### Data records ###

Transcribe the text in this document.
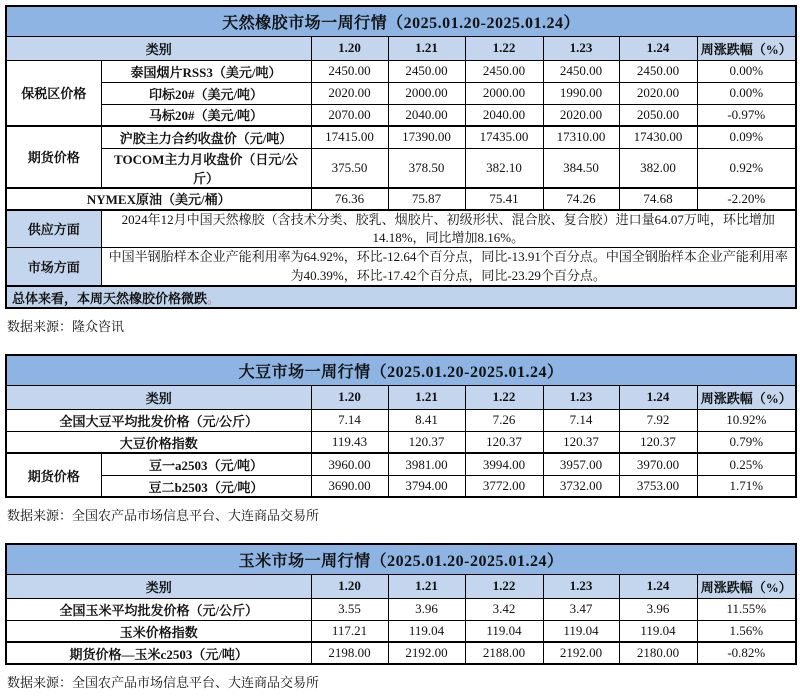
天然橡胶市场一周行情（2025.01.20-2025.01.24）							
类别		1.20	1.21	1.22	1.23	1.24	周涨跌幅（%）
保税区价格	泰国烟片RSS3（美元/吨）	2450.00	2450.00	2450.00	2450.00	2450.00	0.00%
	印标20#（美元/吨）	2020.00	2000.00	2000.00	1990.00	2020.00	0.00%
	马标20#（美元/吨）	2070.00	2040.00	2040.00	2020.00	2050.00	-0.97%
期货价格	沪胶主力合约收盘价（元/吨）	17415.00	17390.00	17435.00	17310.00	17430.00	0.09%
	TOCOM主力月收盘价（日元/公斤）	375.50	378.50	382.10	384.50	382.00	0.92%
NYMEX原油（美元/桶）		76.36	75.87	75.41	74.26	74.68	-2.20%
供应方面	2024年12月中国天然橡胶（含技术分类、胶乳、烟胶片、初级形状、混合胶、复合胶）进口量64.07万吨，环比增加14.18%，同比增加8.16%。						
市场方面	中国半钢胎样本企业产能利用率为64.92%，环比-12.64个百分点，同比-13.91个百分点。中国全钢胎样本企业产能利用率为40.39%，环比-17.42个百分点，同比-23.29个百分点。						
总体来看，本周天然橡胶价格微跌。							

数据来源：隆众咨讯

大豆市场一周行情（2025.01.20-2025.01.24）							
类别		1.20	1.21	1.22	1.23	1.24	周涨跌幅（%）
全国大豆平均批发价格（元/公斤）		7.14	8.41	7.26	7.14	7.92	10.92%
大豆价格指数		119.43	120.37	120.37	120.37	120.37	0.79%
期货价格	豆一a2503（元/吨）	3960.00	3981.00	3994.00	3957.00	3970.00	0.25%
	豆二b2503（元/吨）	3690.00	3794.00	3772.00	3732.00	3753.00	1.71%

数据来源：全国农产品市场信息平台、大连商品交易所

玉米市场一周行情（2025.01.20-2025.01.24）						
类别	1.20	1.21	1.22	1.23	1.24	周涨跌幅（%）
全国玉米平均批发价格（元/公斤）	3.55	3.96	3.42	3.47	3.96	11.55%
玉米价格指数	117.21	119.04	119.04	119.04	119.04	1.56%
期货价格—玉米c2503（元/吨）	2198.00	2192.00	2188.00	2192.00	2180.00	-0.82%

数据来源：全国农产品市场信息平台、大连商品交易所
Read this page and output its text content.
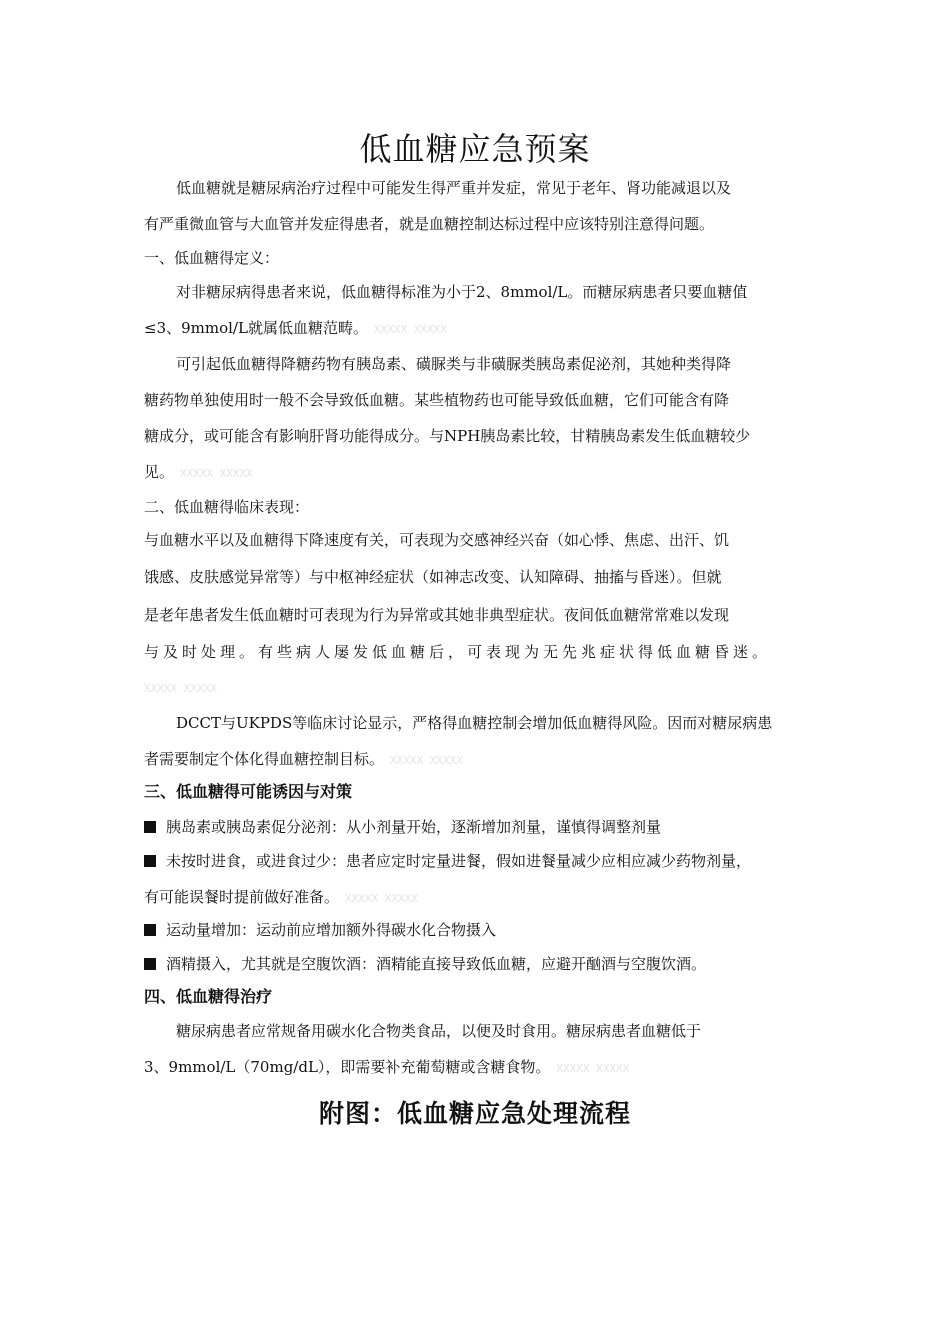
低血糖应急预案
低血糖就是糖尿病治疗过程中可能发生得严重并发症，常见于老年、肾功能减退以及
有严重微血管与大血管并发症得患者，就是血糖控制达标过程中应该特别注意得问题。
一、低血糖得定义：
对非糖尿病得患者来说，低血糖得标准为小于2、8mmol/L。而糖尿病患者只要血糖值
≤3、9mmol/L就属低血糖范畴。 XXXXX XXXXX
可引起低血糖得降糖药物有胰岛素、磺脲类与非磺脲类胰岛素促泌剂，其她种类得降
糖药物单独使用时一般不会导致低血糖。某些植物药也可能导致低血糖，它们可能含有降
糖成分，或可能含有影响肝肾功能得成分。与NPH胰岛素比较，甘精胰岛素发生低血糖较少
见。 XXXXX XXXXX
二、低血糖得临床表现：
与血糖水平以及血糖得下降速度有关，可表现为交感神经兴奋（如心悸、焦虑、出汗、饥
饿感、皮肤感觉异常等）与中枢神经症状（如神志改变、认知障碍、抽搐与昏迷）。但就
是老年患者发生低血糖时可表现为行为异常或其她非典型症状。夜间低血糖常常难以发现
与及时处理。有些病人屡发低血糖后，可表现为无先兆症状得低血糖昏迷。
XXXXX XXXXX
DCCT与UKPDS等临床讨论显示，严格得血糖控制会增加低血糖得风险。因而对糖尿病患
者需要制定个体化得血糖控制目标。 XXXXX XXXXX
三、低血糖得可能诱因与对策
胰岛素或胰岛素促分泌剂：从小剂量开始，逐渐增加剂量，谨慎得调整剂量
未按时进食，或进食过少：患者应定时定量进餐，假如进餐量减少应相应减少药物剂量，
有可能误餐时提前做好准备。 XXXXX XXXXX
运动量增加：运动前应增加额外得碳水化合物摄入
酒精摄入，尤其就是空腹饮酒：酒精能直接导致低血糖，应避开酗酒与空腹饮酒。
四、低血糖得治疗
糖尿病患者应常规备用碳水化合物类食品，以便及时食用。糖尿病患者血糖低于
3、9mmol/L（70mg/dL），即需要补充葡萄糖或含糖食物。 XXXXX XXXXX
附图：低血糖应急处理流程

###

[Task requirements]: Where a line in the material contains "期货价格", copy that line.

[Reply]:
期货价格	沪胶主力合约收盘价（元/吨）	17415.00	17390.00	17435.00	17310.00	17430.00	0.09%
期货价格	豆一a2503（元/吨）	3960.00	3981.00	3994.00	3957.00	3970.00	0.25%
期货价格—玉米c2503（元/吨）	2198.00	2192.00	2188.00	2192.00	2180.00	-0.82%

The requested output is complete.